Read through the records below and copy each line that uses the word "故此时f".

(Data listing)
----

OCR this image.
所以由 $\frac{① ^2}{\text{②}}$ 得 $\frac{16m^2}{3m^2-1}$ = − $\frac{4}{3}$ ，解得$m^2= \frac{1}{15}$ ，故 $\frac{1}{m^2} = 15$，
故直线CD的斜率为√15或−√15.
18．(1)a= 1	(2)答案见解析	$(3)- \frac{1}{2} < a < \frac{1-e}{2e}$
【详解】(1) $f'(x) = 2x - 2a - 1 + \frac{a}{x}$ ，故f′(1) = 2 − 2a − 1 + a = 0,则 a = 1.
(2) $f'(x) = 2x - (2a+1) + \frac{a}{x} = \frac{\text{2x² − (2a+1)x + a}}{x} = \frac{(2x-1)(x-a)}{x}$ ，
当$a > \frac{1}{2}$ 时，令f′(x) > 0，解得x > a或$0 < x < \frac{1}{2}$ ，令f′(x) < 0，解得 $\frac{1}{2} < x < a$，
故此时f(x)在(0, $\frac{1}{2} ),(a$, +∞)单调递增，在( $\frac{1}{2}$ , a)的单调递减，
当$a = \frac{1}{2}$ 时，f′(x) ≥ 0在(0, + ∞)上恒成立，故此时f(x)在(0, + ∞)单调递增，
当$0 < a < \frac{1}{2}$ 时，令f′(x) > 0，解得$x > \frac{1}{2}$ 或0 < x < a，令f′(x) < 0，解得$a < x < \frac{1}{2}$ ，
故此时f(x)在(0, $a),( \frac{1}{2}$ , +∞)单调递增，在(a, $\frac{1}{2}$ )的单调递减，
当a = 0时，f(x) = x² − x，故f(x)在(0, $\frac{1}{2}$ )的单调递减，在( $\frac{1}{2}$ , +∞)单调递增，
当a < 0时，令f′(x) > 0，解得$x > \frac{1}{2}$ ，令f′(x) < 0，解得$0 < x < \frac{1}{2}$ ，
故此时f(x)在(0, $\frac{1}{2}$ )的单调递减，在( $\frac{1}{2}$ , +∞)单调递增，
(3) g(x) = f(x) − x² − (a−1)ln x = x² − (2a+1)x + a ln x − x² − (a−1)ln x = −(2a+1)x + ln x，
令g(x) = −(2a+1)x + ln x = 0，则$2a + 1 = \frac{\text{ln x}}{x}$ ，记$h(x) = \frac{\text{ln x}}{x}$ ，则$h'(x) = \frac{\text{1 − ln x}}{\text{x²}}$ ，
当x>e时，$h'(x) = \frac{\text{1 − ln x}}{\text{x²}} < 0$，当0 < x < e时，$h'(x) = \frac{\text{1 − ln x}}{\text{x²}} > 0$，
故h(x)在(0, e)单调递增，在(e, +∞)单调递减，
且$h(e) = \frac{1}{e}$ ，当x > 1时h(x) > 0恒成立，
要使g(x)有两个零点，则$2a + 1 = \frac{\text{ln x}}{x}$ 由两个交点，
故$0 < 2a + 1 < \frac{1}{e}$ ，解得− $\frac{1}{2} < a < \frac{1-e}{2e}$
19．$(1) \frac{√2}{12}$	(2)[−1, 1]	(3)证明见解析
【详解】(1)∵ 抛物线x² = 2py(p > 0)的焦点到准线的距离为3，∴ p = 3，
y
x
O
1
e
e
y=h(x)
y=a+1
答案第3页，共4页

----

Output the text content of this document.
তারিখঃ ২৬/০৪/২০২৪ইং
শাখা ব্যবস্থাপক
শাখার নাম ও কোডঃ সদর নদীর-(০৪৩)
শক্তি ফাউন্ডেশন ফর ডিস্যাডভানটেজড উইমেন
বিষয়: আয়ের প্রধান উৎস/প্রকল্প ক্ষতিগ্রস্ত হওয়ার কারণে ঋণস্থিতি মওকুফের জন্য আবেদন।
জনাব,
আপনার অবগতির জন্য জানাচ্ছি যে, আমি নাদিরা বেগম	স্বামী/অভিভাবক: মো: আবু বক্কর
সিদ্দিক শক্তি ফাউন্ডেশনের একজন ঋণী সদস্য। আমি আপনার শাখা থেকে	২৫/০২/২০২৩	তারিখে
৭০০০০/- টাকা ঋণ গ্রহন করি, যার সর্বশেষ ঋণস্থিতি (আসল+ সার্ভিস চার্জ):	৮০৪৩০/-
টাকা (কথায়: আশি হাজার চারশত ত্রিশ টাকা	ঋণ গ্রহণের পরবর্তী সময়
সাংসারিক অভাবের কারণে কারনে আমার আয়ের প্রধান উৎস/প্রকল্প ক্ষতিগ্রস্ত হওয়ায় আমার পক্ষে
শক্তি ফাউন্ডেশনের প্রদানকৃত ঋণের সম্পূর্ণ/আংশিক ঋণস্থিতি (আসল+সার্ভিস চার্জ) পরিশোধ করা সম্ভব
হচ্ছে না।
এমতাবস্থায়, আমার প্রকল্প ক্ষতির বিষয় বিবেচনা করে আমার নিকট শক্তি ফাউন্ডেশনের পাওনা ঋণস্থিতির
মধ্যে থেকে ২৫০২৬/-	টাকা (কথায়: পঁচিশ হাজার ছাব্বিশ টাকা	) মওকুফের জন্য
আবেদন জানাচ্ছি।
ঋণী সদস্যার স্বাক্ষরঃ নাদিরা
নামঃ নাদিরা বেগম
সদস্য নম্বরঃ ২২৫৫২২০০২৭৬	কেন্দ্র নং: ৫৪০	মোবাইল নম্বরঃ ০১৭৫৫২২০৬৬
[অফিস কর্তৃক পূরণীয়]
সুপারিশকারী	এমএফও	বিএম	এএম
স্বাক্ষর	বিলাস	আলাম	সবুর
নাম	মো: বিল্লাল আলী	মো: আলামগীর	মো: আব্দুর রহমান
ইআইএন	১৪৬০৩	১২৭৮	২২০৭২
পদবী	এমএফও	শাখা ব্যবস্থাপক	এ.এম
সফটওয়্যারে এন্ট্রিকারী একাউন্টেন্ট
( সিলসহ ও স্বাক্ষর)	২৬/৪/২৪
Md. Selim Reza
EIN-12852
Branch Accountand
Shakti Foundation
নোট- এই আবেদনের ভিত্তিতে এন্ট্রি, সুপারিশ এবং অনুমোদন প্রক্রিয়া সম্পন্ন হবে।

----

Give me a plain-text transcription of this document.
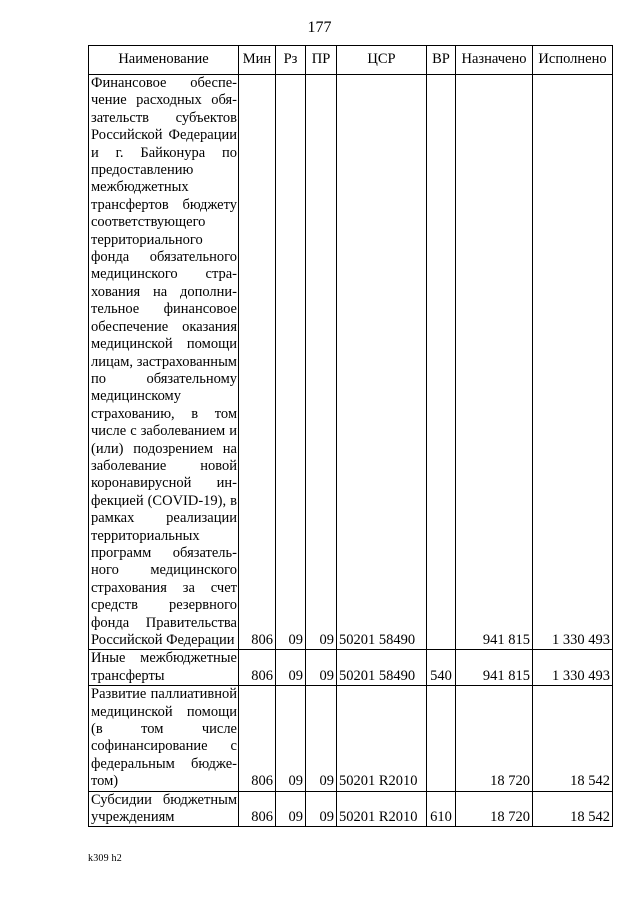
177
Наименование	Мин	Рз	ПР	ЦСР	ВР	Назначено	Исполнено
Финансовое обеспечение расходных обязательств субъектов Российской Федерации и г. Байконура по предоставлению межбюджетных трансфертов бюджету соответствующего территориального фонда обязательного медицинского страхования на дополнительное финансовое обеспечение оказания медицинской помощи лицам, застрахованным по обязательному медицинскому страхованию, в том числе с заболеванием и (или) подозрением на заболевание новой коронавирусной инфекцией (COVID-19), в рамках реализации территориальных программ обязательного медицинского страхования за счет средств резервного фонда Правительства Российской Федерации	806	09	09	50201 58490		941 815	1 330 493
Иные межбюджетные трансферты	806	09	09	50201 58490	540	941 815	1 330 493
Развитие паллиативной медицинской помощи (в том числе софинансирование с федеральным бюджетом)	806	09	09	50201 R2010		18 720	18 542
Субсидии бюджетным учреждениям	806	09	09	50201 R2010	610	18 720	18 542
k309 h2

----

- Solution for this exercise -
故此时f(x)在(0, $\frac{1}{2} ),(a$, +∞)单调递增，在( $\frac{1}{2}$ , a)的单调递减，
当$a = \frac{1}{2}$ 时，f′(x) ≥ 0在(0, + ∞)上恒成立，故此时f(x)在(0, + ∞)单调递增，
故此时f(x)在(0, $a),( \frac{1}{2}$ , +∞)单调递增，在(a, $\frac{1}{2}$ )的单调递减，
故此时f(x)在(0, $\frac{1}{2}$ )的单调递减，在( $\frac{1}{2}$ , +∞)单调递增，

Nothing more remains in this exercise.